**YOUR INSTRUCTIONS**
Return a copy of every line in the records that includes the word "ALinguH".

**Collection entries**
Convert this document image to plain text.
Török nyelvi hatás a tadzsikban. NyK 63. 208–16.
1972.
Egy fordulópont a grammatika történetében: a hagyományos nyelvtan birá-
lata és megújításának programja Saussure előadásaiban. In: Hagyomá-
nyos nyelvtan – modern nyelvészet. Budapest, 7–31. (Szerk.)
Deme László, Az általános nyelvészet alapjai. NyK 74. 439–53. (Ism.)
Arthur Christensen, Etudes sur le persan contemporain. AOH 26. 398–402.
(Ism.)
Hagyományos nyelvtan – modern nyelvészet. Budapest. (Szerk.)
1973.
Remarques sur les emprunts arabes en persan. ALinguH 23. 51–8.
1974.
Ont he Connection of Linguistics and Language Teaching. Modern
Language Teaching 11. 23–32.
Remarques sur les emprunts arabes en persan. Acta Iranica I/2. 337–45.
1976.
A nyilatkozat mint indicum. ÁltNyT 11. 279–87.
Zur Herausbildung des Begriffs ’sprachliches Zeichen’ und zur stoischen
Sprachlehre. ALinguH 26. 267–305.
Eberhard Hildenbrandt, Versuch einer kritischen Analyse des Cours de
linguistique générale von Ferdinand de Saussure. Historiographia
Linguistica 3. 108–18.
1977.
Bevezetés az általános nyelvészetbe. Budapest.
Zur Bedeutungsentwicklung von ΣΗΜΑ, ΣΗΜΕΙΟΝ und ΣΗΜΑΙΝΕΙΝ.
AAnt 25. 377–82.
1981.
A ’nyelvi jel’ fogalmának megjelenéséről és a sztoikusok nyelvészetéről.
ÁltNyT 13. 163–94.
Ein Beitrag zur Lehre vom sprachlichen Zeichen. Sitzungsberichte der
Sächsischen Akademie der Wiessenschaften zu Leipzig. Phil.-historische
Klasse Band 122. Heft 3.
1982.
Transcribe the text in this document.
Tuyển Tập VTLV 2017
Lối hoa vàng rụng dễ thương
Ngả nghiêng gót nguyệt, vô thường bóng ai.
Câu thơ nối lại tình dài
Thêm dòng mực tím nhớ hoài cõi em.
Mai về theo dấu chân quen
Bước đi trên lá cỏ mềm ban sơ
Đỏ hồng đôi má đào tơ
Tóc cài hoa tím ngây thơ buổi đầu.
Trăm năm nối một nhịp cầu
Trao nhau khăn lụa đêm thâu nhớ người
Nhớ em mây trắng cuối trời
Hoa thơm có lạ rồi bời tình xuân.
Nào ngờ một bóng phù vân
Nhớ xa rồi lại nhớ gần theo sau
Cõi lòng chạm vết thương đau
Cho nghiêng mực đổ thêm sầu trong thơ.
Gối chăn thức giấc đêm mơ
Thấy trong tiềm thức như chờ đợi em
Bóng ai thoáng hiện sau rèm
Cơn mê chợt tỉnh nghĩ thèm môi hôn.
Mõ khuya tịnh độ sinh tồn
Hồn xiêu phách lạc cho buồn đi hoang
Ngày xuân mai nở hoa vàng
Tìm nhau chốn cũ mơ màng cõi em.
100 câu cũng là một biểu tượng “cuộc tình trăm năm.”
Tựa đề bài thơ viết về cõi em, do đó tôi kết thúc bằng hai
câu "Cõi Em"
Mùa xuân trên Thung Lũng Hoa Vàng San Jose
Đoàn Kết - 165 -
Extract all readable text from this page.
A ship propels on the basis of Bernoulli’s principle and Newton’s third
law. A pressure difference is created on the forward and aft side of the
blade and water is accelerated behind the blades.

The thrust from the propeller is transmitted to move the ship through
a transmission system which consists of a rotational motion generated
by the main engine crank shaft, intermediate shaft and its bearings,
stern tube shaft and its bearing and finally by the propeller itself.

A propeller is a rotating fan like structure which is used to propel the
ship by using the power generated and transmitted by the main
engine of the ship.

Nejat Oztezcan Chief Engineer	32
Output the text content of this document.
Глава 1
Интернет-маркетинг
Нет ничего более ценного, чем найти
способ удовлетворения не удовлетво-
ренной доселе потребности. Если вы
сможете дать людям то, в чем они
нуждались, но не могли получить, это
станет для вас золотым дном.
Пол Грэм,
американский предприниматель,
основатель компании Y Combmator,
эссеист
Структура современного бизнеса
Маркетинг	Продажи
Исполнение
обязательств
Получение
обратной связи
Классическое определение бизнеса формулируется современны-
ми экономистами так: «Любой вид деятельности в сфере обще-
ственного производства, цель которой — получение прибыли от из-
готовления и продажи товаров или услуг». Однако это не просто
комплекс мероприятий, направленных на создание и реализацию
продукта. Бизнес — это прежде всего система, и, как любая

**THE RESPONSE**
Remarques sur les emprunts arabes en persan. ALinguH 23. 51–8.
Sprachlehre. ALinguH 26. 267–305.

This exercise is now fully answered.